Required task: Search the material for the string "GUIDE", then report how many lines hold it, with no other text.
━━━
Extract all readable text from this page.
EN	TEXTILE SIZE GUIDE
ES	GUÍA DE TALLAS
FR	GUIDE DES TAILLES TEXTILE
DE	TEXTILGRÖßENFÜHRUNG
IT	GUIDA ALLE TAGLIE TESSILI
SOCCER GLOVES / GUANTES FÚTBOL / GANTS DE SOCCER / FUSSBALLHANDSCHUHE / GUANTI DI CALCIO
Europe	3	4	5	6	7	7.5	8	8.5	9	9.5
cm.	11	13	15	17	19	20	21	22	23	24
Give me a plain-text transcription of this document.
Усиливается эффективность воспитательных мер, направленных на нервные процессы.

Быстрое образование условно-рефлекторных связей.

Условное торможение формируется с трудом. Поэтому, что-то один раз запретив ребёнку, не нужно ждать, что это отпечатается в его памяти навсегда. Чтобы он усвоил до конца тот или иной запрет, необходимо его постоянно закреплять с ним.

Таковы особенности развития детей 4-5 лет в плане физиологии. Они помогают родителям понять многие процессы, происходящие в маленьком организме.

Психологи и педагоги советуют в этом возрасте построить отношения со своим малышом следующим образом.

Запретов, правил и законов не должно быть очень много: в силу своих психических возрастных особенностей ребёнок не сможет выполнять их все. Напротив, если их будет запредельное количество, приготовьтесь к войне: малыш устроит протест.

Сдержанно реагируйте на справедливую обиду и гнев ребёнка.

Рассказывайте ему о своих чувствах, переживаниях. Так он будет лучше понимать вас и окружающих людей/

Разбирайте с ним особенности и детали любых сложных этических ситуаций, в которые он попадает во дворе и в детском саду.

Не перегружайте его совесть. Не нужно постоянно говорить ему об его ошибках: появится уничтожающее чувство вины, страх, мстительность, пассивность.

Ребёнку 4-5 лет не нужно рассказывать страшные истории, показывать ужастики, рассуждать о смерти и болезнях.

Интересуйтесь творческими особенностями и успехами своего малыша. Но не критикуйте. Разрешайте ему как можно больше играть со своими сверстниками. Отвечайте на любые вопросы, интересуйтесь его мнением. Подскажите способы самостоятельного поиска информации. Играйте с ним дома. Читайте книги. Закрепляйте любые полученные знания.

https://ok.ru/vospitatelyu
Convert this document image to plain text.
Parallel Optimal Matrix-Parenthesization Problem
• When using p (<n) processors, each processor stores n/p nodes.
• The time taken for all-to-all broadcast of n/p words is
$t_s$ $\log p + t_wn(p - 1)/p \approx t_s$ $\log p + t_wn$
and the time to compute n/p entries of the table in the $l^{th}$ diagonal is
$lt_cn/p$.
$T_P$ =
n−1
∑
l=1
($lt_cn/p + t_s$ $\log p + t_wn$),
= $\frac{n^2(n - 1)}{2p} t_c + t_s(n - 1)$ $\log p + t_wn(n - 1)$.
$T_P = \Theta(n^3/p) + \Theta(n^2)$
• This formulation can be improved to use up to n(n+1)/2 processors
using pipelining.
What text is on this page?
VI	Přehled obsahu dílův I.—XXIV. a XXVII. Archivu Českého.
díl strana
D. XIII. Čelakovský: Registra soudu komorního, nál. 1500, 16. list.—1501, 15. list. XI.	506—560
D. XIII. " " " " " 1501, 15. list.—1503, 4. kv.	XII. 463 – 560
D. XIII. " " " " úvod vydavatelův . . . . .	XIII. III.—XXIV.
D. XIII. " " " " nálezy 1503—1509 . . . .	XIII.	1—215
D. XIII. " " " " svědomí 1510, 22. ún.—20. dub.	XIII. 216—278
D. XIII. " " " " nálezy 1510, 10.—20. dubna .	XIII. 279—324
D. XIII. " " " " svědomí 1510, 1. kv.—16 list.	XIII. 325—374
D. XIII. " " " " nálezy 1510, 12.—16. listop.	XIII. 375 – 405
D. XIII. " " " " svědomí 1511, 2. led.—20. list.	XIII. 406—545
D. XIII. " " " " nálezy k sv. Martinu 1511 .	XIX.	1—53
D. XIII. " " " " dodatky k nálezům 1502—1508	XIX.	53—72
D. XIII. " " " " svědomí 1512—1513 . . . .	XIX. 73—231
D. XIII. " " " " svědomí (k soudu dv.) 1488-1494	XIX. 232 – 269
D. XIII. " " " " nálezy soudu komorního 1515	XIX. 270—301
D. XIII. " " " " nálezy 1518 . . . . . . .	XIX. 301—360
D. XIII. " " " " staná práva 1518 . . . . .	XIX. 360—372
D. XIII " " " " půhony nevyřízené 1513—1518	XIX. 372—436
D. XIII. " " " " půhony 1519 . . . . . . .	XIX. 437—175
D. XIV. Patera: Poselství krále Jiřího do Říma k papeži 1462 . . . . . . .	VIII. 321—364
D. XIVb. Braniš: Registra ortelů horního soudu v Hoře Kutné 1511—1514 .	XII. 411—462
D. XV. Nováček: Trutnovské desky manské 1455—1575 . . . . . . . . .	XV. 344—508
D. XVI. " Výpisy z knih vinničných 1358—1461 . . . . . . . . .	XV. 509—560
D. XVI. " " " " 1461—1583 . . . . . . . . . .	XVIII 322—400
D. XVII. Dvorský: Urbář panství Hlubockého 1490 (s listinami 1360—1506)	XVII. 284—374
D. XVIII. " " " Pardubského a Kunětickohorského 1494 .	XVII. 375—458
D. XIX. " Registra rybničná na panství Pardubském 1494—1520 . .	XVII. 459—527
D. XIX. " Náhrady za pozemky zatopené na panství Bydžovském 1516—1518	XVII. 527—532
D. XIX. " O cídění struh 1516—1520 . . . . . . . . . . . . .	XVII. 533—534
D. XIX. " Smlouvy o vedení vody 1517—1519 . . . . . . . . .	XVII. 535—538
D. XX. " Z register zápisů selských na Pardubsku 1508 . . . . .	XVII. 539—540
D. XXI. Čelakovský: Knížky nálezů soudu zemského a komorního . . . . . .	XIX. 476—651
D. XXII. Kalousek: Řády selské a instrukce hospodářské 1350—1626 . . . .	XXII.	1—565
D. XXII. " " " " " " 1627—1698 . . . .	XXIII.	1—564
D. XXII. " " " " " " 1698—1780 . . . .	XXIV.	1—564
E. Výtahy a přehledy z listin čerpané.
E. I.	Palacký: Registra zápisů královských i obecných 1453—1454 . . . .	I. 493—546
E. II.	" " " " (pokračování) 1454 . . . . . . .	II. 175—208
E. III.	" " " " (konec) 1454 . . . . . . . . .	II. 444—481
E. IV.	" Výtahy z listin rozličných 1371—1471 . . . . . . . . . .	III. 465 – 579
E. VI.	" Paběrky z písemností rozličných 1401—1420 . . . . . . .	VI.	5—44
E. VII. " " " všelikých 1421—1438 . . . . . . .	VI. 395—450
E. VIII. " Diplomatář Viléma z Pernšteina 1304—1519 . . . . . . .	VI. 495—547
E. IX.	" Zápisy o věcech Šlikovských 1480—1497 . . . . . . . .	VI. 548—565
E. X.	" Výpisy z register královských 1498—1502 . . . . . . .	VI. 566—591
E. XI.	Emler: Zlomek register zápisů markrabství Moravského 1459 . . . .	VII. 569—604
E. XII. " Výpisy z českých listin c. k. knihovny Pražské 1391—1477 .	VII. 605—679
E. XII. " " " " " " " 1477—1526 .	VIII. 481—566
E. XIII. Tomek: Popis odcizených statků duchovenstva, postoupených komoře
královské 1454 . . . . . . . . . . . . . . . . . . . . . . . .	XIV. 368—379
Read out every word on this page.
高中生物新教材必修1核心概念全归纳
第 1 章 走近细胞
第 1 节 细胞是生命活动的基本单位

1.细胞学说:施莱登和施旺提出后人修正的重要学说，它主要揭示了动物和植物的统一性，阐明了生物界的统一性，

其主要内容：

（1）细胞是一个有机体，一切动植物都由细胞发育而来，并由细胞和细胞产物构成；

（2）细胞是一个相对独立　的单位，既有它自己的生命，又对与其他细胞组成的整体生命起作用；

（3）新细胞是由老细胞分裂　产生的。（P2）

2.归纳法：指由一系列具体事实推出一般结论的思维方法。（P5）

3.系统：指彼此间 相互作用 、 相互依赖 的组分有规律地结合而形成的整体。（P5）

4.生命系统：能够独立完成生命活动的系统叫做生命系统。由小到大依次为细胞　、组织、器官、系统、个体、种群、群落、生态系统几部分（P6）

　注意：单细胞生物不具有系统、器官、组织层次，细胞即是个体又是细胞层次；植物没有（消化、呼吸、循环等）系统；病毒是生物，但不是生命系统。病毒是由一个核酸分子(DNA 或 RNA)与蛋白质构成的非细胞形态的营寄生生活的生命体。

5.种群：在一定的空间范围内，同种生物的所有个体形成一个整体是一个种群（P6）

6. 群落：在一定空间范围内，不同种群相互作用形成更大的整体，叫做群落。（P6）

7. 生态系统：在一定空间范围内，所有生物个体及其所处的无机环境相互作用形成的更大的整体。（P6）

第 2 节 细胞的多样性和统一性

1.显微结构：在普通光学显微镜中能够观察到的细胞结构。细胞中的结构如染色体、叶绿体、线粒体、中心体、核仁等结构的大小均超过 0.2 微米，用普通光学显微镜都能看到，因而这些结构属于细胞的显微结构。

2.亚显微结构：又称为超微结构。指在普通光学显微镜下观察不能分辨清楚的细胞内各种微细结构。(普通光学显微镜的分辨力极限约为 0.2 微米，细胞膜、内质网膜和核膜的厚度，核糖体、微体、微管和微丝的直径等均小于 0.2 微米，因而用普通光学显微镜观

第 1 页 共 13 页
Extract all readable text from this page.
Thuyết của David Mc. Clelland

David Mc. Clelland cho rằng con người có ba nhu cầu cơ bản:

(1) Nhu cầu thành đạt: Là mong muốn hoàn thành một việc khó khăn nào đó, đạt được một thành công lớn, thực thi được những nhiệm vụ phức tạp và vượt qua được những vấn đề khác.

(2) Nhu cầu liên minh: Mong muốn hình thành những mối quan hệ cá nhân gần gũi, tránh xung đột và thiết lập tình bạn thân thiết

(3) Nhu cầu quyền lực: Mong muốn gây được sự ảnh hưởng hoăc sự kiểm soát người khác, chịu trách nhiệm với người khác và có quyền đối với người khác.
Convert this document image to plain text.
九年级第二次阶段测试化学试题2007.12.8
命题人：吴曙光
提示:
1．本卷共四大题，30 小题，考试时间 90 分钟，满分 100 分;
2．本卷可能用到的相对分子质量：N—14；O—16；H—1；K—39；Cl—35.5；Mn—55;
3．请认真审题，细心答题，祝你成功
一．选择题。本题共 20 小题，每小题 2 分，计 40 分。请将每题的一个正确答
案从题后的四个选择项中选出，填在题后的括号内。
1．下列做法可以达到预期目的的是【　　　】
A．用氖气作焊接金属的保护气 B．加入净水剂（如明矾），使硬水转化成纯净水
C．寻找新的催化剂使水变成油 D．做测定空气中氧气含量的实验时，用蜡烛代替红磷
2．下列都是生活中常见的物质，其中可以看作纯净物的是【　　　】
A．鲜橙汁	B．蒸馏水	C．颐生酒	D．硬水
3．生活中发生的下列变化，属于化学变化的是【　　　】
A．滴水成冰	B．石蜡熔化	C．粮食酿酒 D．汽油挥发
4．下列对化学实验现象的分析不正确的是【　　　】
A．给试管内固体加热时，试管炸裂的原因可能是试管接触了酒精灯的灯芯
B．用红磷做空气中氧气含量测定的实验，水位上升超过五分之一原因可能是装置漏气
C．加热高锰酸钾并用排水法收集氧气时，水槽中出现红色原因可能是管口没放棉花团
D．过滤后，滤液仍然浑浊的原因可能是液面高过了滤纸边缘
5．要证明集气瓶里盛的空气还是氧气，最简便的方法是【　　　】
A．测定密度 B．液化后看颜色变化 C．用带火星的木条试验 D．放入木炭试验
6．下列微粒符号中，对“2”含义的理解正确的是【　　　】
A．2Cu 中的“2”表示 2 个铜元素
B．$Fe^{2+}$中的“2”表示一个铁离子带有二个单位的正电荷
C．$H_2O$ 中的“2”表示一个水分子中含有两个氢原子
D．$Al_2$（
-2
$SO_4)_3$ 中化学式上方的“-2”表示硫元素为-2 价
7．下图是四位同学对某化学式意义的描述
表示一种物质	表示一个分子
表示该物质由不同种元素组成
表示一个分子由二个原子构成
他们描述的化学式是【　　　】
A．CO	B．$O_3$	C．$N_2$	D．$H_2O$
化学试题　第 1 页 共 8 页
━━━
Right answer: 2